What lines in the records below hold the string "lineages"? Please show them.

(Recorded data)
————
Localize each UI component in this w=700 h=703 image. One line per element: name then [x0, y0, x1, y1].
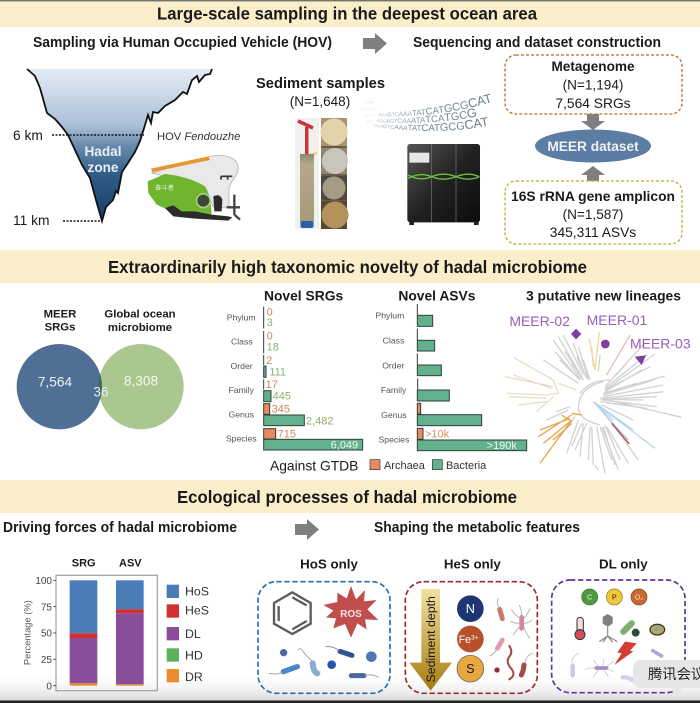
stacked bar chart: driving forces: ASV	[119, 557, 142, 569]
section 3 heading	[0, 480, 700, 513]
chart: novel ASVs: Class	[383, 336, 405, 346]
icon: phage	[599, 614, 617, 642]
hadal trench diagram: Hadal	[84, 144, 122, 159]
icon: carbon: C	[587, 595, 592, 602]
chart: novel ASVs: Family	[381, 385, 407, 395]
chart: novel ASVs: Genus	[381, 410, 407, 420]
chart: novel SRGs: 6,049	[331, 439, 358, 451]
chart: novel SRGs: 3	[267, 317, 273, 329]
chart: novel SRGs: 0	[267, 330, 273, 342]
stacked bar chart: driving forces: 75	[41, 602, 52, 613]
marker: MEER-03: MEER-03	[630, 335, 691, 351]
icon: iron: 3+	[471, 634, 479, 641]
stacked bar chart: driving forces: 100	[35, 576, 52, 587]
chart: novel SRGs: Species	[226, 434, 257, 444]
DNA sequence letters: A G	[367, 120, 372, 124]
HOV Fendouzhe submersible	[148, 131, 240, 221]
Venn diagram: Global ocean	[104, 309, 176, 321]
marker: MEER-03	[630, 335, 691, 365]
chart: novel SRGs: Order	[231, 361, 253, 371]
stacked bar chart: driving forces: 0	[46, 681, 52, 692]
chart: novel ASVs	[375, 288, 527, 452]
heading: sequencing: Sequencing and dataset construction	[413, 35, 661, 51]
chart: novel SRGs: 18	[267, 341, 279, 353]
legend: drivers	[167, 585, 209, 684]
Venn diagram: 8,308	[124, 374, 158, 389]
tooltip: video meeting overlay	[633, 660, 700, 697]
chart: novel ASVs: Order	[382, 360, 404, 370]
section 1 heading: Large-scale sampling in the deepest ocean area	[157, 4, 537, 24]
panel: HoS only: HoS only	[300, 557, 358, 572]
icon: phosphorus: P	[612, 595, 617, 602]
Venn diagram: 7,564	[38, 374, 72, 389]
hadal trench diagram: 6 km	[13, 128, 43, 143]
chart: novel SRGs: 111	[269, 367, 286, 379]
chart: novel ASVs: >190k	[487, 440, 517, 452]
icon: iron: Fe	[459, 634, 471, 646]
chart: novel SRGs: Family	[228, 385, 255, 395]
metagenome box: Metagenome	[551, 59, 635, 74]
chart: novel SRGs: Phylum	[227, 312, 256, 322]
icon: microbes	[269, 647, 378, 677]
Venn diagram: MEER	[44, 308, 76, 320]
icon: iron	[457, 626, 484, 652]
metagenome box: 7,564 SRGs	[555, 96, 631, 111]
MEER dataset ellipse	[535, 130, 651, 162]
legend: drivers: DR	[185, 670, 203, 684]
section 2 heading	[0, 250, 700, 283]
bottom screen shading	[0, 672, 700, 703]
16S rRNA box: (N=1,587)	[563, 207, 623, 222]
icon: ROS burst: ROS	[340, 609, 362, 620]
panel: HoS only	[258, 557, 390, 693]
DNA sequence letters: A T C G T A	[361, 107, 377, 111]
heading: driving forces: Driving forces of hadal microbiome	[3, 520, 237, 536]
section 2 heading: Extraordinarily high taxonomic novelty of hadal microbiome	[108, 257, 587, 277]
hadal trench diagram: zone	[88, 160, 119, 175]
stacked bar chart: driving forces: Percentage (%)	[23, 600, 33, 665]
legend: against GTDB: Against GTDB	[270, 458, 358, 474]
legend: drivers: DL	[185, 627, 201, 641]
chart: novel ASVs: Novel ASVs	[398, 288, 476, 304]
Venn diagram: 36	[93, 384, 109, 399]
stacked bar chart: driving forces: 25	[41, 655, 52, 666]
chart: novel SRGs: 17	[266, 379, 278, 391]
icon: microbes	[489, 598, 533, 679]
chart: novel SRGs: 345	[272, 404, 290, 416]
metagenome box: (N=1,194)	[563, 78, 623, 92]
legend: against GTDB: Archaea	[384, 460, 426, 472]
legend: drivers: HD	[185, 648, 203, 662]
marker: MEER-02	[509, 313, 581, 339]
panel: DL only	[552, 557, 685, 693]
chart: novel SRGs: Class	[231, 336, 253, 346]
HOV Fendouzhe submersible: HOV Fendouzhe	[157, 131, 240, 143]
16S rRNA box: 345,311 ASVs	[550, 225, 636, 240]
DNA sequence letters: T C A A	[363, 100, 374, 104]
icon: microbes	[572, 651, 662, 681]
icon: cell	[650, 624, 665, 635]
Venn diagram: SRGs	[45, 321, 75, 333]
legend: drivers: HoS	[185, 585, 209, 599]
phylogenetic tree: 3 putative new lineages: 3 putative new lineages	[526, 289, 681, 304]
DNA sequence letters	[361, 94, 490, 131]
arrow: sampling to sequencing	[363, 33, 387, 54]
panel: HeS only: HeS only	[444, 557, 501, 572]
tree branches	[505, 332, 682, 473]
panel: DL only: DL only	[599, 557, 648, 572]
icon: oxygen: O₂	[635, 595, 643, 602]
DNA sequence letters: AGAGTCAAATATCATGCGCAT	[378, 94, 490, 116]
legend: drivers: HeS	[185, 604, 209, 618]
chart: novel SRGs: 715	[278, 428, 296, 440]
sediment samples text	[256, 76, 385, 109]
sediment samples text: (N=1,648)	[290, 94, 350, 109]
section 3 heading: Ecological processes of hadal microbiome	[177, 487, 517, 507]
arrow: amplicon to MEER	[581, 166, 605, 182]
stacked bar chart: driving forces: 50	[41, 629, 52, 640]
stacked bar chart: driving forces: SRG	[72, 557, 96, 569]
panel: HeS only	[405, 557, 537, 693]
heading: sampling via HOV: Sampling via Human Occupied Vehicle (HOV)	[33, 35, 332, 51]
DNA sequence letters: G A T C	[364, 114, 375, 118]
arrow: metagenome to MEER	[581, 114, 605, 130]
16S rRNA box	[505, 181, 682, 244]
metagenome box	[505, 55, 682, 114]
Venn diagram	[17, 308, 184, 429]
chart: novel SRGs	[226, 288, 363, 451]
Venn diagram: microbiome	[108, 322, 172, 334]
stacked bar chart: driving forces	[23, 557, 209, 692]
icon: nitrogen: N	[466, 602, 475, 616]
chart: novel ASVs: Species	[379, 435, 410, 445]
phylogenetic tree: 3 putative new lineages	[505, 289, 691, 473]
legend: against GTDB: Bacteria	[446, 460, 487, 472]
legend: against GTDB	[270, 458, 487, 474]
chart: novel ASVs: >10k	[425, 429, 450, 441]
MEER dataset ellipse: MEER dataset	[547, 139, 639, 154]
16S rRNA box: 16S rRNA gene amplicon	[511, 189, 675, 204]
heading: metabolic features: Shaping the metabolic features	[374, 520, 580, 536]
hadal trench diagram	[13, 69, 212, 228]
chart: novel SRGs: 445	[273, 391, 291, 403]
hadal trench diagram: 11 km	[13, 213, 50, 228]
icon: benzene	[274, 592, 311, 634]
icon: lightning	[614, 642, 637, 665]
chart: novel SRGs: Novel SRGs	[264, 288, 343, 304]
HOV Fendouzhe submersible: 奋斗者	[155, 183, 174, 192]
icon: thermometer	[575, 617, 585, 640]
icon: sulfur: S	[466, 662, 475, 676]
section 1 heading	[0, 2, 700, 27]
chart: novel SRGs: Genus	[228, 410, 255, 420]
sediment core photo	[295, 118, 319, 229]
marker: MEER-02: MEER-02	[509, 313, 570, 329]
sequencer machine	[407, 144, 480, 225]
sediment samples text: Sediment samples	[256, 76, 385, 92]
chart: novel SRGs: 0	[267, 306, 273, 318]
chart: novel SRGs: 2	[266, 355, 272, 367]
DNA sequence letters: GGAGTCAAATATCATGCGCAT	[374, 117, 488, 131]
marker: MEER-01: MEER-01	[587, 312, 648, 328]
icon: pills	[623, 623, 640, 637]
chart: novel ASVs: Phylum	[375, 310, 404, 320]
arrow: driving forces to metabolic features	[295, 519, 319, 540]
chart: novel SRGs: 2,482	[306, 415, 333, 427]
DNA sequence letters: AGGAGTCAAATATCATGCG	[376, 108, 476, 124]
arrow: sediment depth: Sediment depth	[424, 596, 438, 683]
sediment surface photos	[320, 118, 348, 229]
marker: MEER-01	[587, 312, 648, 348]
Novel SRGs and ASVs bar charts	[226, 288, 527, 474]
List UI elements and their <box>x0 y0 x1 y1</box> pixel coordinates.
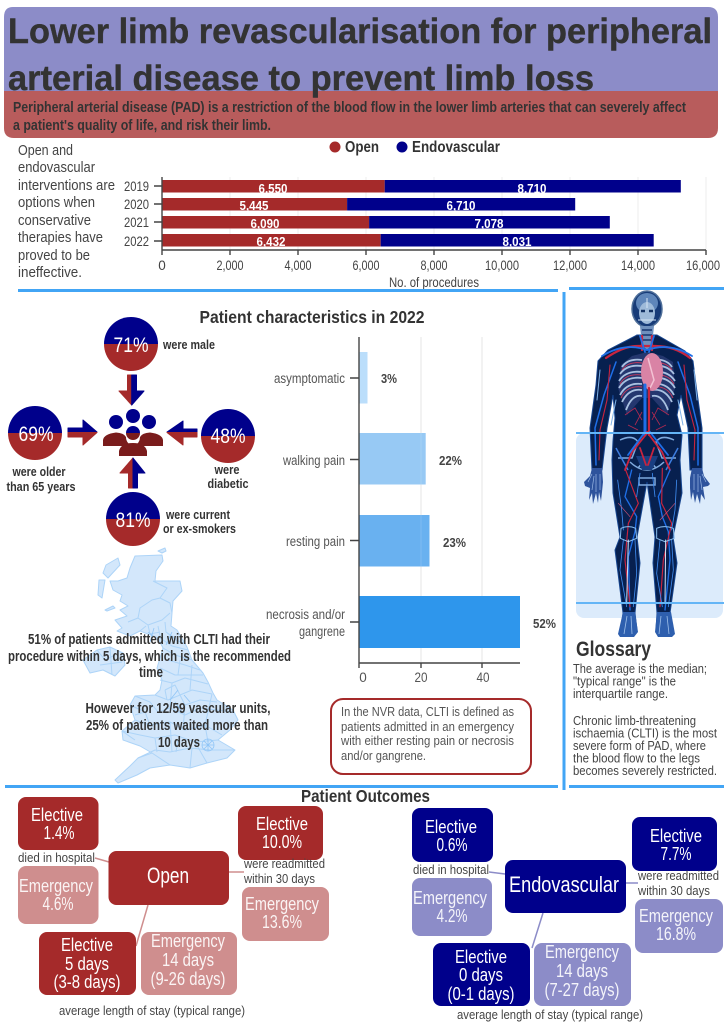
————
*SOLUTION FOR THIS PROBLEM*:
phylogenetic tree: 3 putative new lineages: 3 putative new lineages	[526, 289, 681, 304]
phylogenetic tree: 3 putative new lineages	[505, 289, 691, 473]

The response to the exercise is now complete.